# WRITTEN EXERCISE
Count every line that has the word "clicking" in it; give no more than the number.

# STORED ROWS

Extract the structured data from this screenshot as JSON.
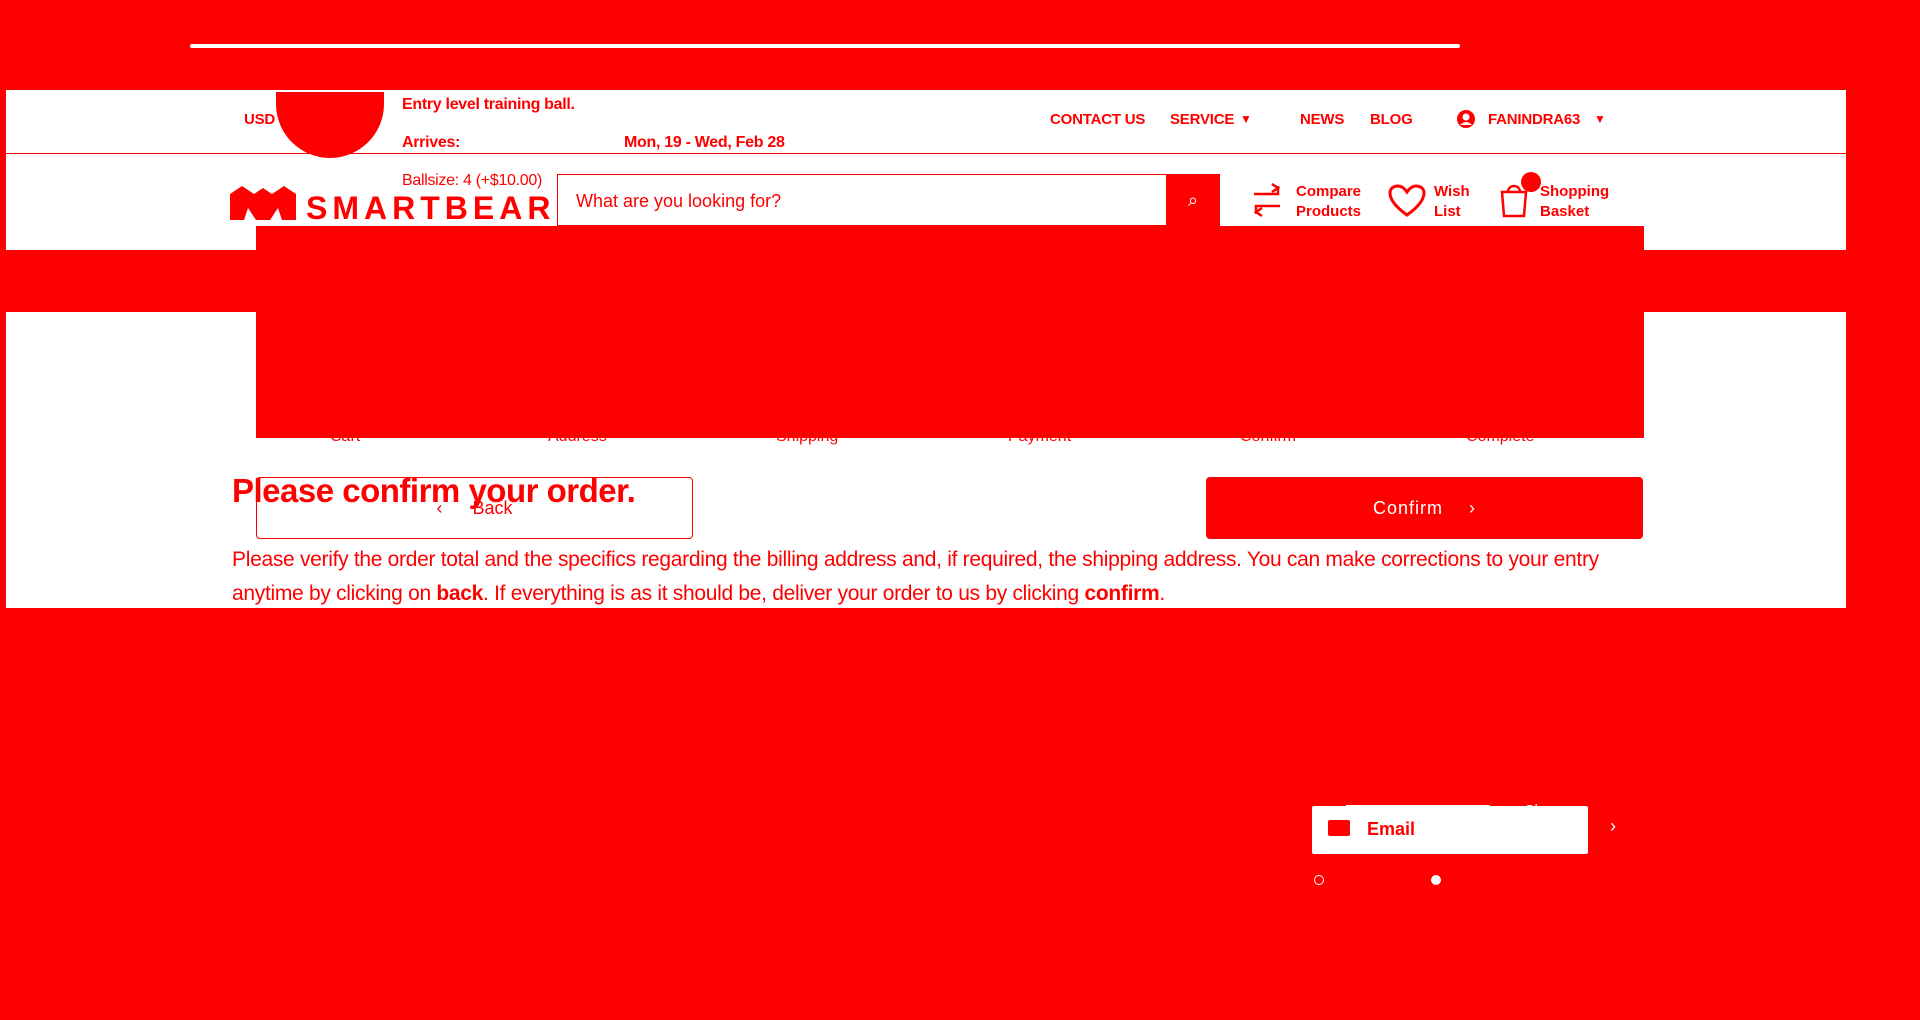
{
  "colors": {
    "brand": "#ff0000",
    "surface": "#ffffff"
  },
  "utility_bar": {
    "currency": "USD",
    "links": [
      "CONTACT US",
      "SERVICE",
      "NEWS",
      "BLOG"
    ],
    "user": "FANINDRA63"
  },
  "header": {
    "logo_text": "SMARTBEAR.",
    "search_placeholder": "What are you looking for?",
    "actions": {
      "compare_line1": "Compare",
      "compare_line2": "Products",
      "wish_line1": "Wish",
      "wish_line2": "List",
      "basket_line1": "Shopping",
      "basket_line2": "Basket"
    },
    "icons": {
      "compare": "compare-icon",
      "wish": "heart-icon",
      "basket": "shopping-bag-icon",
      "search": "search-icon",
      "user": "user-icon",
      "chevron": "chevron-down-icon"
    }
  },
  "cart_popup": {
    "description": "Entry level training ball.",
    "arrives_label": "Arrives:",
    "arrives_value": "Mon, 19 - Wed, Feb 28",
    "option": "Ballsize: 4 (+$10.00)"
  },
  "checkout": {
    "steps": [
      "Cart",
      "Address",
      "Shipping",
      "Payment",
      "Confirm",
      "Complete"
    ],
    "title": "Please confirm your order.",
    "back_label": "Back",
    "confirm_label": "Confirm",
    "desc_part1": "Please verify the order total and the specifics regarding the billing address and, if required, the shipping address. You can make corrections to your entry anytime by clicking on ",
    "desc_back": "back",
    "desc_part2": ". If everything is as it should be, deliver your order to us by clicking ",
    "desc_confirm": "confirm",
    "desc_part3": "."
  },
  "contact_widget": {
    "email_label": "Email",
    "change_label": "Change"
  }
}
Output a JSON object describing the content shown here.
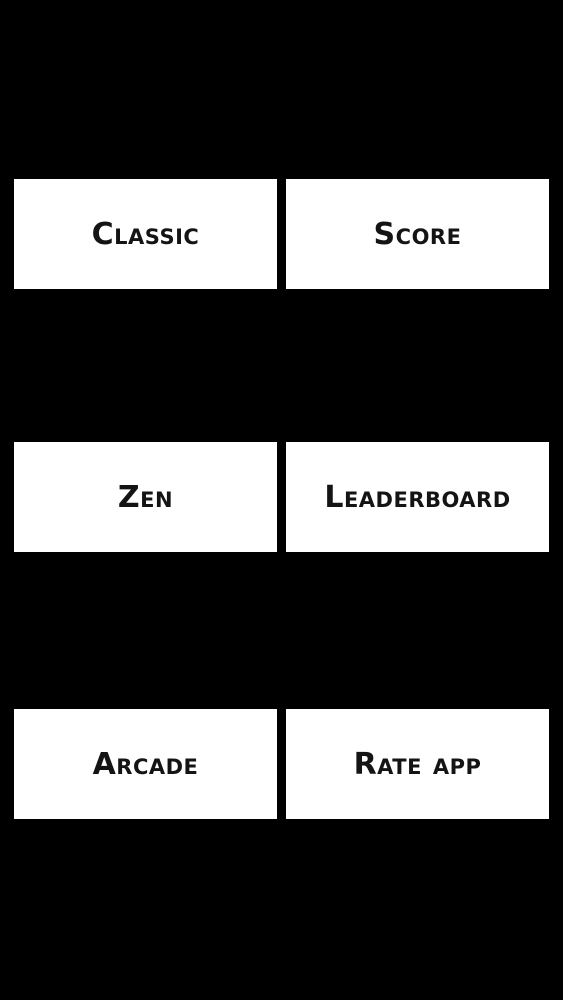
{
  "colors": {
    "background": "#000000",
    "tile": "#ffffff",
    "text": "#141414"
  },
  "menu": {
    "classic": "Classic",
    "score": "Score",
    "zen": "Zen",
    "leaderboard": "Leaderboard",
    "arcade": "Arcade",
    "rate_app": "Rate app"
  }
}
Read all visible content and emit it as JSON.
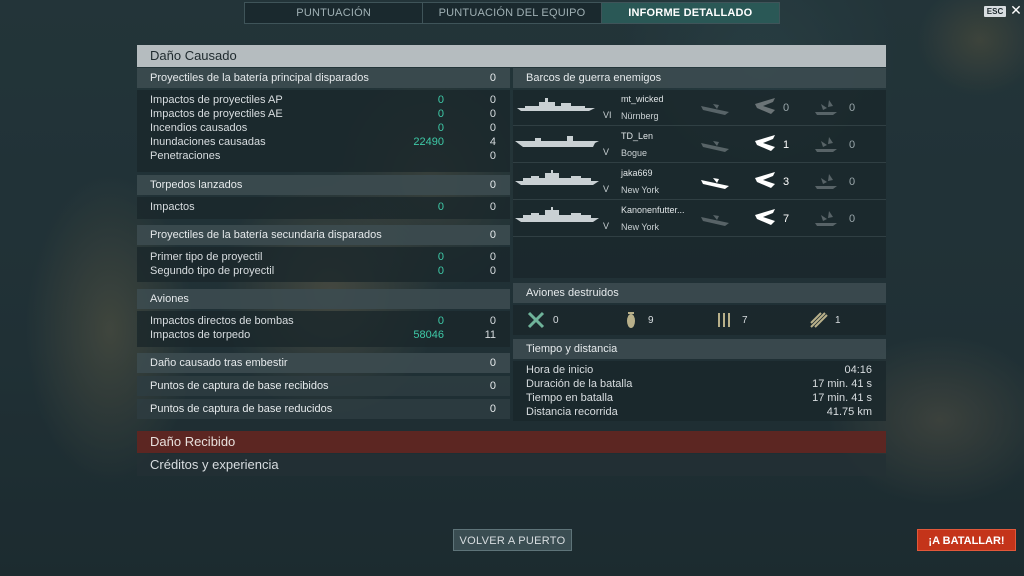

# SOLUTION
2